• **Request**
Please print every one of the rows below without changing a single character, and leave the pictures out.

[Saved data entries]
◇ ◇ ◇ ◇ ◇

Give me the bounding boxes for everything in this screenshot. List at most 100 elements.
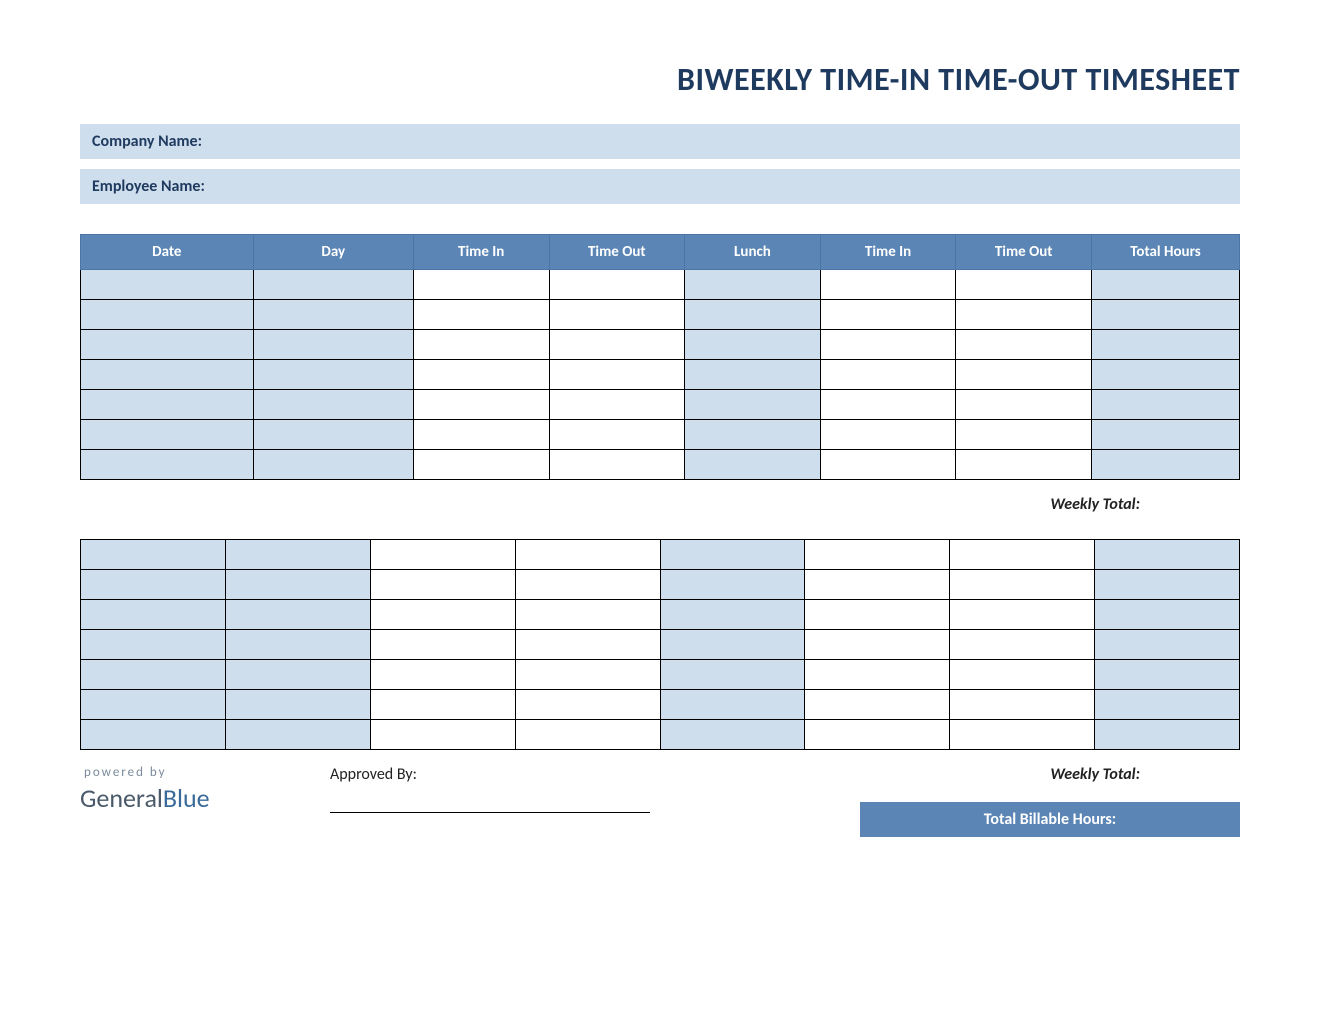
- table-cell[interactable]: [225, 600, 370, 630]
- table-cell[interactable]: [515, 690, 660, 720]
- table-cell[interactable]: [1095, 720, 1240, 750]
- table-cell[interactable]: [81, 660, 226, 690]
- table-cell[interactable]: [81, 390, 254, 420]
- table-cell[interactable]: [805, 720, 950, 750]
- table-cell[interactable]: [81, 570, 226, 600]
- table-cell[interactable]: [1092, 360, 1240, 390]
- table-cell[interactable]: [950, 540, 1095, 570]
- table-cell[interactable]: [253, 360, 413, 390]
- table-cell[interactable]: [253, 390, 413, 420]
- table-cell[interactable]: [370, 540, 515, 570]
- table-cell[interactable]: [820, 270, 956, 300]
- table-cell[interactable]: [225, 540, 370, 570]
- table-cell[interactable]: [685, 300, 821, 330]
- table-cell[interactable]: [253, 330, 413, 360]
- table-cell[interactable]: [413, 330, 549, 360]
- table-cell[interactable]: [81, 540, 226, 570]
- table-cell[interactable]: [225, 630, 370, 660]
- table-cell[interactable]: [660, 570, 805, 600]
- table-cell[interactable]: [413, 300, 549, 330]
- table-cell[interactable]: [515, 600, 660, 630]
- table-cell[interactable]: [805, 600, 950, 630]
- table-cell[interactable]: [1095, 660, 1240, 690]
- table-cell[interactable]: [549, 300, 685, 330]
- table-cell[interactable]: [549, 360, 685, 390]
- table-cell[interactable]: [820, 360, 956, 390]
- table-cell[interactable]: [549, 330, 685, 360]
- table-cell[interactable]: [370, 690, 515, 720]
- table-cell[interactable]: [950, 720, 1095, 750]
- table-cell[interactable]: [225, 660, 370, 690]
- table-cell[interactable]: [1092, 420, 1240, 450]
- table-cell[interactable]: [370, 720, 515, 750]
- table-cell[interactable]: [1092, 330, 1240, 360]
- table-cell[interactable]: [956, 360, 1092, 390]
- table-cell[interactable]: [225, 570, 370, 600]
- table-cell[interactable]: [820, 390, 956, 420]
- table-cell[interactable]: [81, 300, 254, 330]
- table-cell[interactable]: [685, 450, 821, 480]
- table-cell[interactable]: [956, 420, 1092, 450]
- table-cell[interactable]: [1092, 390, 1240, 420]
- table-cell[interactable]: [413, 450, 549, 480]
- table-cell[interactable]: [515, 570, 660, 600]
- table-cell[interactable]: [660, 690, 805, 720]
- table-cell[interactable]: [370, 600, 515, 630]
- table-cell[interactable]: [956, 300, 1092, 330]
- table-cell[interactable]: [1095, 540, 1240, 570]
- table-cell[interactable]: [660, 630, 805, 660]
- table-cell[interactable]: [950, 630, 1095, 660]
- table-cell[interactable]: [81, 360, 254, 390]
- table-cell[interactable]: [225, 720, 370, 750]
- table-cell[interactable]: [956, 450, 1092, 480]
- table-cell[interactable]: [685, 390, 821, 420]
- table-cell[interactable]: [805, 690, 950, 720]
- table-cell[interactable]: [413, 390, 549, 420]
- table-cell[interactable]: [549, 420, 685, 450]
- table-cell[interactable]: [685, 420, 821, 450]
- table-cell[interactable]: [253, 300, 413, 330]
- table-cell[interactable]: [81, 420, 254, 450]
- table-cell[interactable]: [820, 420, 956, 450]
- table-cell[interactable]: [1092, 450, 1240, 480]
- table-cell[interactable]: [413, 420, 549, 450]
- table-cell[interactable]: [515, 630, 660, 660]
- table-cell[interactable]: [253, 450, 413, 480]
- table-cell[interactable]: [370, 660, 515, 690]
- table-cell[interactable]: [81, 270, 254, 300]
- table-cell[interactable]: [253, 420, 413, 450]
- table-cell[interactable]: [370, 630, 515, 660]
- table-cell[interactable]: [660, 600, 805, 630]
- table-cell[interactable]: [1095, 600, 1240, 630]
- table-cell[interactable]: [81, 720, 226, 750]
- table-cell[interactable]: [81, 330, 254, 360]
- table-cell[interactable]: [950, 690, 1095, 720]
- table-cell[interactable]: [1092, 270, 1240, 300]
- table-cell[interactable]: [81, 630, 226, 660]
- table-cell[interactable]: [685, 330, 821, 360]
- table-cell[interactable]: [253, 270, 413, 300]
- table-cell[interactable]: [820, 450, 956, 480]
- table-cell[interactable]: [820, 330, 956, 360]
- table-cell[interactable]: [515, 540, 660, 570]
- table-cell[interactable]: [950, 570, 1095, 600]
- table-cell[interactable]: [225, 690, 370, 720]
- signature-line[interactable]: [330, 812, 650, 813]
- table-cell[interactable]: [81, 600, 226, 630]
- table-cell[interactable]: [515, 660, 660, 690]
- table-cell[interactable]: [660, 540, 805, 570]
- table-cell[interactable]: [820, 300, 956, 330]
- company-name-bar[interactable]: Company Name:: [80, 124, 1240, 159]
- table-cell[interactable]: [1095, 690, 1240, 720]
- table-cell[interactable]: [549, 270, 685, 300]
- table-cell[interactable]: [685, 270, 821, 300]
- table-cell[interactable]: [81, 690, 226, 720]
- table-cell[interactable]: [956, 390, 1092, 420]
- table-cell[interactable]: [950, 660, 1095, 690]
- table-cell[interactable]: [805, 660, 950, 690]
- table-cell[interactable]: [805, 570, 950, 600]
- table-cell[interactable]: [413, 270, 549, 300]
- table-cell[interactable]: [660, 660, 805, 690]
- employee-name-bar[interactable]: Employee Name:: [80, 169, 1240, 204]
- table-cell[interactable]: [413, 360, 549, 390]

◇ ◇ ◇ ◇ ◇

• **Result of the task**
Give me the bounding boxes for everything in this screenshot. List at most 100 elements.
- table-cell[interactable]: [225, 600, 370, 630]
- table-cell[interactable]: [515, 690, 660, 720]
- table-cell[interactable]: [1095, 720, 1240, 750]
- table-cell[interactable]: [81, 660, 226, 690]
- table-cell[interactable]: [81, 390, 254, 420]
- table-cell[interactable]: [805, 720, 950, 750]
- table-cell[interactable]: [81, 570, 226, 600]
- table-cell[interactable]: [1092, 360, 1240, 390]
- table-cell[interactable]: [950, 540, 1095, 570]
- table-cell[interactable]: [253, 360, 413, 390]
- table-cell[interactable]: [253, 390, 413, 420]
- table-cell[interactable]: [370, 540, 515, 570]
- table-cell[interactable]: [820, 270, 956, 300]
- table-cell[interactable]: [225, 540, 370, 570]
- table-cell[interactable]: [685, 300, 821, 330]
- table-cell[interactable]: [253, 330, 413, 360]
- table-cell[interactable]: [413, 330, 549, 360]
- table-cell[interactable]: [81, 540, 226, 570]
- table-cell[interactable]: [225, 630, 370, 660]
- table-cell[interactable]: [660, 570, 805, 600]
- table-cell[interactable]: [413, 300, 549, 330]
- table-cell[interactable]: [515, 600, 660, 630]
- table-cell[interactable]: [805, 600, 950, 630]
- table-cell[interactable]: [1095, 660, 1240, 690]
- table-cell[interactable]: [549, 300, 685, 330]
- table-cell[interactable]: [549, 360, 685, 390]
- table-cell[interactable]: [820, 360, 956, 390]
- table-cell[interactable]: [549, 330, 685, 360]
- table-cell[interactable]: [370, 690, 515, 720]
- table-cell[interactable]: [950, 720, 1095, 750]
- table-cell[interactable]: [225, 660, 370, 690]
- table-cell[interactable]: [1092, 420, 1240, 450]
- table-cell[interactable]: [370, 720, 515, 750]
- table-cell[interactable]: [1092, 330, 1240, 360]
- table-cell[interactable]: [956, 360, 1092, 390]
- table-cell[interactable]: [225, 570, 370, 600]
- table-cell[interactable]: [820, 390, 956, 420]
- table-cell[interactable]: [81, 300, 254, 330]
- table-cell[interactable]: [685, 450, 821, 480]
- table-cell[interactable]: [956, 420, 1092, 450]
- table-cell[interactable]: [1092, 390, 1240, 420]
- table-cell[interactable]: [413, 450, 549, 480]
- table-cell[interactable]: [515, 570, 660, 600]
- table-cell[interactable]: [660, 690, 805, 720]
- table-cell[interactable]: [370, 600, 515, 630]
- table-cell[interactable]: [956, 300, 1092, 330]
- table-cell[interactable]: [1095, 540, 1240, 570]
- table-cell[interactable]: [660, 630, 805, 660]
- table-cell[interactable]: [950, 630, 1095, 660]
- table-cell[interactable]: [81, 360, 254, 390]
- table-cell[interactable]: [225, 720, 370, 750]
- table-cell[interactable]: [956, 450, 1092, 480]
- table-cell[interactable]: [685, 390, 821, 420]
- table-cell[interactable]: [805, 690, 950, 720]
- table-cell[interactable]: [413, 390, 549, 420]
- table-cell[interactable]: [549, 420, 685, 450]
- table-cell[interactable]: [685, 420, 821, 450]
- table-cell[interactable]: [253, 300, 413, 330]
- table-cell[interactable]: [81, 420, 254, 450]
- table-cell[interactable]: [820, 420, 956, 450]
- table-cell[interactable]: [1092, 450, 1240, 480]
- table-cell[interactable]: [413, 420, 549, 450]
- table-cell[interactable]: [515, 630, 660, 660]
- table-cell[interactable]: [253, 450, 413, 480]
- table-cell[interactable]: [370, 660, 515, 690]
- table-cell[interactable]: [81, 270, 254, 300]
- table-cell[interactable]: [253, 420, 413, 450]
- table-cell[interactable]: [370, 630, 515, 660]
- table-cell[interactable]: [660, 600, 805, 630]
- table-cell[interactable]: [1095, 600, 1240, 630]
- table-cell[interactable]: [81, 720, 226, 750]
- table-cell[interactable]: [81, 330, 254, 360]
- table-cell[interactable]: [950, 690, 1095, 720]
- table-cell[interactable]: [1092, 270, 1240, 300]
- table-cell[interactable]: [81, 630, 226, 660]
- table-cell[interactable]: [685, 330, 821, 360]
- table-cell[interactable]: [253, 270, 413, 300]
- table-cell[interactable]: [820, 450, 956, 480]
- table-cell[interactable]: [820, 330, 956, 360]
- table-cell[interactable]: [515, 540, 660, 570]
- table-cell[interactable]: [950, 570, 1095, 600]
- table-cell[interactable]: [225, 690, 370, 720]
- signature-line[interactable]: [330, 812, 650, 813]
- table-cell[interactable]: [81, 600, 226, 630]
- table-cell[interactable]: [515, 660, 660, 690]
- table-cell[interactable]: [660, 540, 805, 570]
- table-cell[interactable]: [820, 300, 956, 330]
- company-name-bar[interactable]: Company Name:: [80, 124, 1240, 159]
- table-cell[interactable]: [1095, 690, 1240, 720]
- table-cell[interactable]: [549, 270, 685, 300]
- table-cell[interactable]: [685, 270, 821, 300]
- table-cell[interactable]: [81, 690, 226, 720]
- table-cell[interactable]: [956, 390, 1092, 420]
- table-cell[interactable]: [950, 660, 1095, 690]
- table-cell[interactable]: [805, 660, 950, 690]
- table-cell[interactable]: [805, 570, 950, 600]
- table-cell[interactable]: [413, 270, 549, 300]
- table-cell[interactable]: [660, 660, 805, 690]
- employee-name-bar[interactable]: Employee Name:: [80, 169, 1240, 204]
- table-cell[interactable]: [413, 360, 549, 390]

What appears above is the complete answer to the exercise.